Omit all images. Transcribe the rest of the material below exactly.

▸ Extracted information:
----------

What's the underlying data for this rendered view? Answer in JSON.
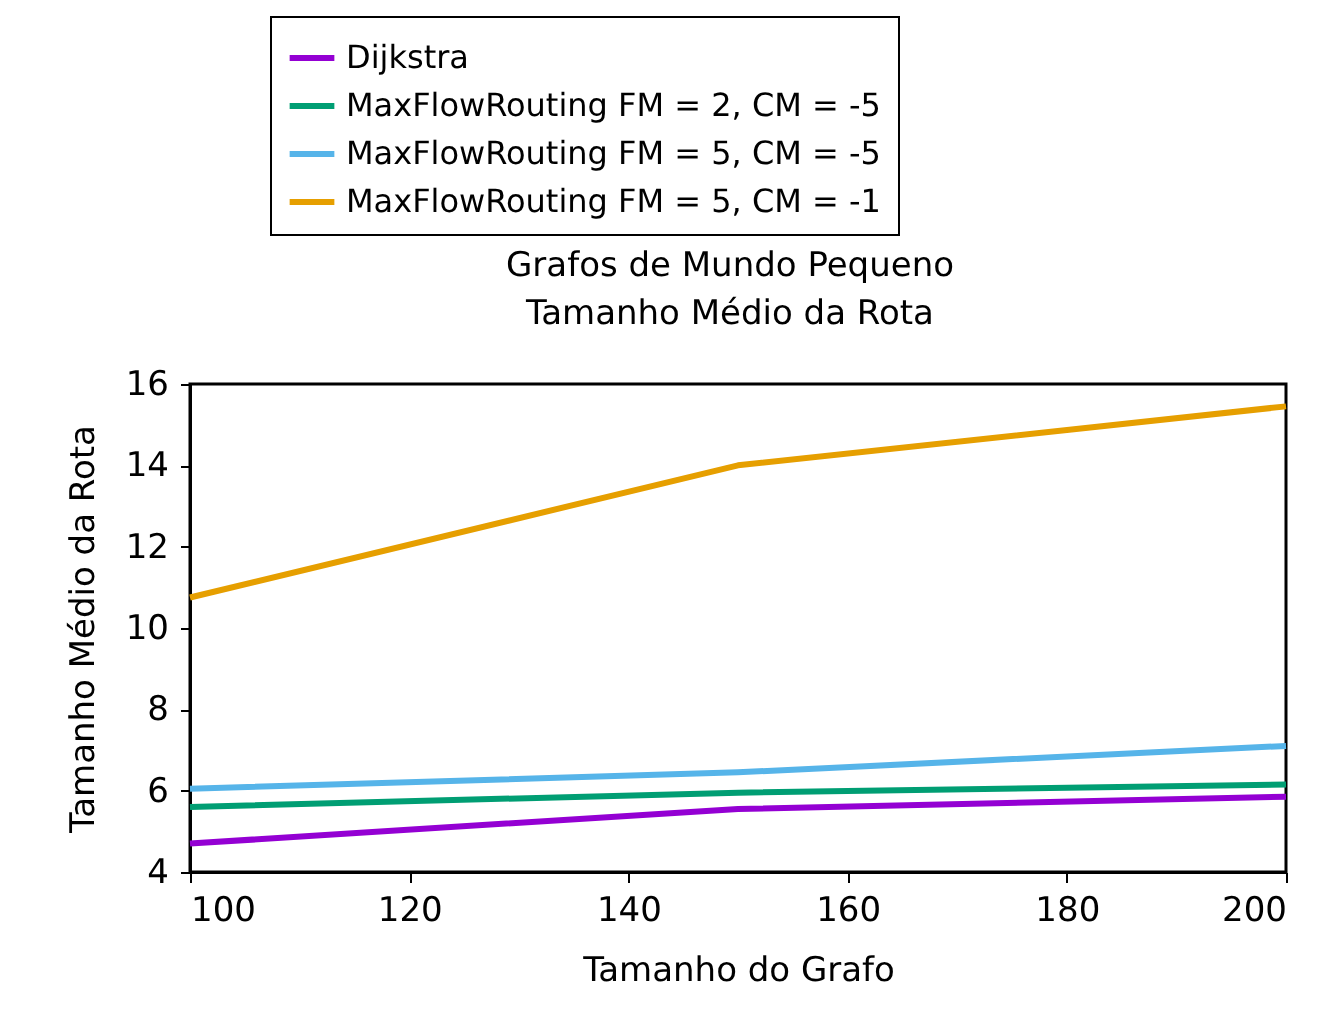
{
  "chart_data": {
    "type": "line",
    "title": [
      "Grafos de Mundo Pequeno",
      "Tamanho Médio da Rota"
    ],
    "xlabel": "Tamanho do Grafo",
    "ylabel": "Tamanho Médio da Rota",
    "x": [
      100,
      150,
      200
    ],
    "xlim": [
      100,
      200
    ],
    "xticks": [
      100,
      120,
      140,
      160,
      180,
      200
    ],
    "ylim": [
      4,
      16
    ],
    "yticks": [
      4,
      6,
      8,
      10,
      12,
      14,
      16
    ],
    "grid": false,
    "legend": "top",
    "marker": "none",
    "line_style": "solid",
    "series": [
      {
        "name": "Dijkstra",
        "color": "#9400d3",
        "values": [
          4.7,
          5.55,
          5.85
        ]
      },
      {
        "name": "MaxFlowRouting FM = 2, CM = -5",
        "color": "#009e73",
        "values": [
          5.6,
          5.95,
          6.15
        ]
      },
      {
        "name": "MaxFlowRouting FM = 5, CM = -5",
        "color": "#56b4e9",
        "values": [
          6.05,
          6.45,
          7.1
        ]
      },
      {
        "name": "MaxFlowRouting FM = 5, CM = -1",
        "color": "#e69f00",
        "values": [
          10.75,
          14.0,
          15.45
        ]
      }
    ]
  }
}
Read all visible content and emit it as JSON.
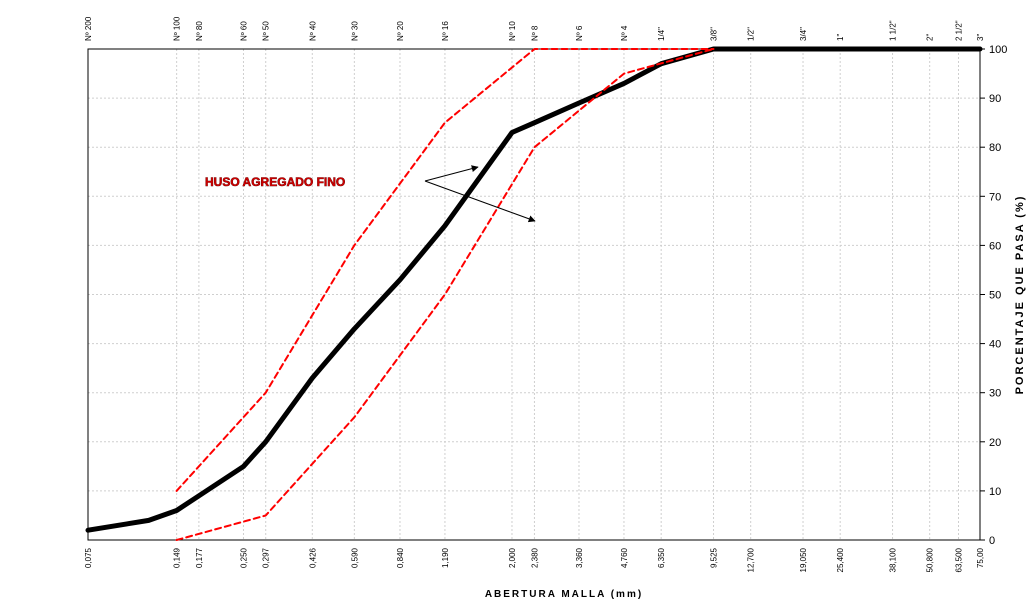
{
  "chart_data": {
    "type": "line",
    "xscale": "log",
    "xlim": [
      0.075,
      75
    ],
    "ylim": [
      0,
      100
    ],
    "grid": true,
    "xlabel": "ABERTURA MALLA (mm)",
    "ylabel": "PORCENTAJE QUE PASA (%)",
    "yticks": [
      "0",
      "10",
      "20",
      "30",
      "40",
      "50",
      "60",
      "70",
      "80",
      "90",
      "100"
    ],
    "sieves": [
      {
        "name": "Nº 200",
        "mm": 0.075,
        "label": "0,075"
      },
      {
        "name": "Nº 100",
        "mm": 0.149,
        "label": "0,149"
      },
      {
        "name": "Nº 80",
        "mm": 0.177,
        "label": "0,177"
      },
      {
        "name": "Nº 60",
        "mm": 0.25,
        "label": "0,250"
      },
      {
        "name": "Nº 50",
        "mm": 0.297,
        "label": "0,297"
      },
      {
        "name": "Nº 40",
        "mm": 0.426,
        "label": "0,426"
      },
      {
        "name": "Nº 30",
        "mm": 0.59,
        "label": "0,590"
      },
      {
        "name": "Nº 20",
        "mm": 0.84,
        "label": "0,840"
      },
      {
        "name": "Nº 16",
        "mm": 1.19,
        "label": "1,190"
      },
      {
        "name": "Nº 10",
        "mm": 2.0,
        "label": "2,000"
      },
      {
        "name": "Nº 8",
        "mm": 2.38,
        "label": "2,380"
      },
      {
        "name": "Nº 6",
        "mm": 3.36,
        "label": "3,360"
      },
      {
        "name": "Nº 4",
        "mm": 4.76,
        "label": "4,760"
      },
      {
        "name": "1/4\"",
        "mm": 6.35,
        "label": "6,350"
      },
      {
        "name": "3/8\"",
        "mm": 9.525,
        "label": "9,525"
      },
      {
        "name": "1/2\"",
        "mm": 12.7,
        "label": "12,700"
      },
      {
        "name": "3/4\"",
        "mm": 19.05,
        "label": "19,050"
      },
      {
        "name": "1\"",
        "mm": 25.4,
        "label": "25,400"
      },
      {
        "name": "1 1/2\"",
        "mm": 38.1,
        "label": "38,100"
      },
      {
        "name": "2\"",
        "mm": 50.8,
        "label": "50,800"
      },
      {
        "name": "2 1/2\"",
        "mm": 63.5,
        "label": "63,500"
      },
      {
        "name": "3\"",
        "mm": 75.0,
        "label": "75,00"
      }
    ],
    "series": [
      {
        "color": "#000000",
        "style": "solid",
        "x": [
          0.075,
          0.12,
          0.149,
          0.177,
          0.25,
          0.297,
          0.426,
          0.59,
          0.84,
          1.19,
          2.0,
          2.38,
          3.36,
          4.76,
          6.35,
          9.525,
          12.7,
          75.0
        ],
        "y": [
          2,
          4,
          6,
          9,
          15,
          20,
          33,
          43,
          53,
          64,
          83,
          85,
          89,
          93,
          97,
          100,
          100,
          100
        ]
      },
      {
        "color": "#ff0000",
        "style": "dashed",
        "x": [
          0.149,
          0.297,
          0.59,
          1.19,
          2.38,
          4.76,
          9.525
        ],
        "y": [
          10,
          30,
          60,
          85,
          100,
          100,
          100
        ]
      },
      {
        "color": "#ff0000",
        "style": "dashed",
        "x": [
          0.149,
          0.297,
          0.59,
          1.19,
          2.38,
          4.76,
          9.525
        ],
        "y": [
          0,
          5,
          25,
          50,
          80,
          95,
          100
        ]
      }
    ],
    "annotations": [
      {
        "text": "HUSO AGREGADO FINO",
        "color": "#cc0000"
      }
    ]
  }
}
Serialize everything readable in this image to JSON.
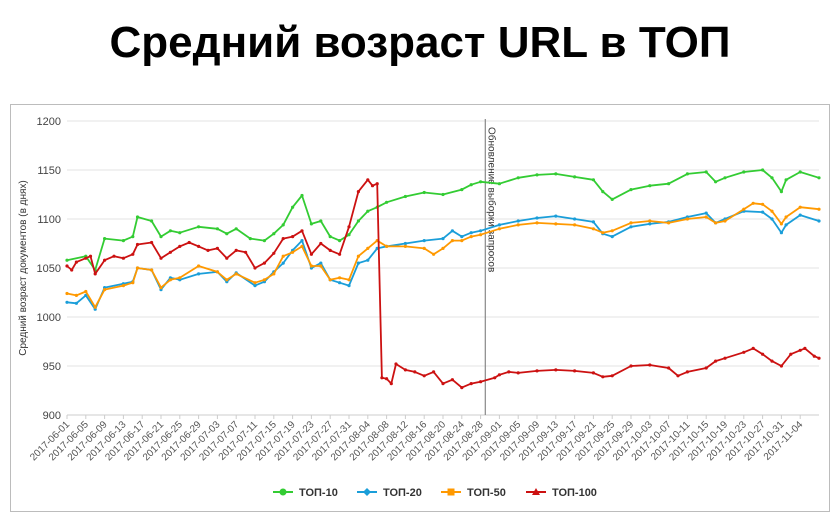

----------

▸ Output for this task:
What's the underlying data for this rendered view? Answer in JSON.
{
  "chart_data": {
    "type": "line",
    "title": [
      "Grafos de Mundo Pequeno",
      "Tamanho Médio da Rota"
    ],
    "xlabel": "Tamanho do Grafo",
    "ylabel": "Tamanho Médio da Rota",
    "x": [
      100,
      150,
      200
    ],
    "xlim": [
      100,
      200
    ],
    "xticks": [
      100,
      120,
      140,
      160,
      180,
      200
    ],
    "ylim": [
      4,
      16
    ],
    "yticks": [
      4,
      6,
      8,
      10,
      12,
      14,
      16
    ],
    "grid": false,
    "legend": "top",
    "marker": "none",
    "line_style": "solid",
    "series": [
      {
        "name": "Dijkstra",
        "color": "#9400d3",
        "values": [
          4.7,
          5.55,
          5.85
        ]
      },
      {
        "name": "MaxFlowRouting FM = 2, CM = -5",
        "color": "#009e73",
        "values": [
          5.6,
          5.95,
          6.15
        ]
      },
      {
        "name": "MaxFlowRouting FM = 5, CM = -5",
        "color": "#56b4e9",
        "values": [
          6.05,
          6.45,
          7.1
        ]
      },
      {
        "name": "MaxFlowRouting FM = 5, CM = -1",
        "color": "#e69f00",
        "values": [
          10.75,
          14.0,
          15.45
        ]
      }
    ]
  }
}
Read all visible content and emit it as JSON.
{
  "chart_data": {
    "type": "line",
    "xscale": "log",
    "xlim": [
      0.075,
      75
    ],
    "ylim": [
      0,
      100
    ],
    "grid": true,
    "xlabel": "ABERTURA MALLA (mm)",
    "ylabel": "PORCENTAJE QUE PASA (%)",
    "yticks": [
      "0",
      "10",
      "20",
      "30",
      "40",
      "50",
      "60",
      "70",
      "80",
      "90",
      "100"
    ],
    "sieves": [
      {
        "name": "Nº 200",
        "mm": 0.075,
        "label": "0,075"
      },
      {
        "name": "Nº 100",
        "mm": 0.149,
        "label": "0,149"
      },
      {
        "name": "Nº 80",
        "mm": 0.177,
        "label": "0,177"
      },
      {
        "name": "Nº 60",
        "mm": 0.25,
        "label": "0,250"
      },
      {
        "name": "Nº 50",
        "mm": 0.297,
        "label": "0,297"
      },
      {
        "name": "Nº 40",
        "mm": 0.426,
        "label": "0,426"
      },
      {
        "name": "Nº 30",
        "mm": 0.59,
        "label": "0,590"
      },
      {
        "name": "Nº 20",
        "mm": 0.84,
        "label": "0,840"
      },
      {
        "name": "Nº 16",
        "mm": 1.19,
        "label": "1,190"
      },
      {
        "name": "Nº 10",
        "mm": 2.0,
        "label": "2,000"
      },
      {
        "name": "Nº 8",
        "mm": 2.38,
        "label": "2,380"
      },
      {
        "name": "Nº 6",
        "mm": 3.36,
        "label": "3,360"
      },
      {
        "name": "Nº 4",
        "mm": 4.76,
        "label": "4,760"
      },
      {
        "name": "1/4\"",
        "mm": 6.35,
        "label": "6,350"
      },
      {
        "name": "3/8\"",
        "mm": 9.525,
        "label": "9,525"
      },
      {
        "name": "1/2\"",
        "mm": 12.7,
        "label": "12,700"
      },
      {
        "name": "3/4\"",
        "mm": 19.05,
        "label": "19,050"
      },
      {
        "name": "1\"",
        "mm": 25.4,
        "label": "25,400"
      },
      {
        "name": "1 1/2\"",
        "mm": 38.1,
        "label": "38,100"
      },
      {
        "name": "2\"",
        "mm": 50.8,
        "label": "50,800"
      },
      {
        "name": "2 1/2\"",
        "mm": 63.5,
        "label": "63,500"
      },
      {
        "name": "3\"",
        "mm": 75.0,
        "label": "75,00"
      }
    ],
    "series": [
      {
        "color": "#000000",
        "style": "solid",
        "x": [
          0.075,
          0.12,
          0.149,
          0.177,
          0.25,
          0.297,
          0.426,
          0.59,
          0.84,
          1.19,
          2.0,
          2.38,
          3.36,
          4.76,
          6.35,
          9.525,
          12.7,
          75.0
        ],
        "y": [
          2,
          4,
          6,
          9,
          15,
          20,
          33,
          43,
          53,
          64,
          83,
          85,
          89,
          93,
          97,
          100,
          100,
          100
        ]
      },
      {
        "color": "#ff0000",
        "style": "dashed",
        "x": [
          0.149,
          0.297,
          0.59,
          1.19,
          2.38,
          4.76,
          9.525
        ],
        "y": [
          10,
          30,
          60,
          85,
          100,
          100,
          100
        ]
      },
      {
        "color": "#ff0000",
        "style": "dashed",
        "x": [
          0.149,
          0.297,
          0.59,
          1.19,
          2.38,
          4.76,
          9.525
        ],
        "y": [
          0,
          5,
          25,
          50,
          80,
          95,
          100
        ]
      }
    ],
    "annotations": [
      {
        "text": "HUSO AGREGADO FINO",
        "color": "#cc0000"
      }
    ]
  }
}
Serialize everything readable in this image to JSON.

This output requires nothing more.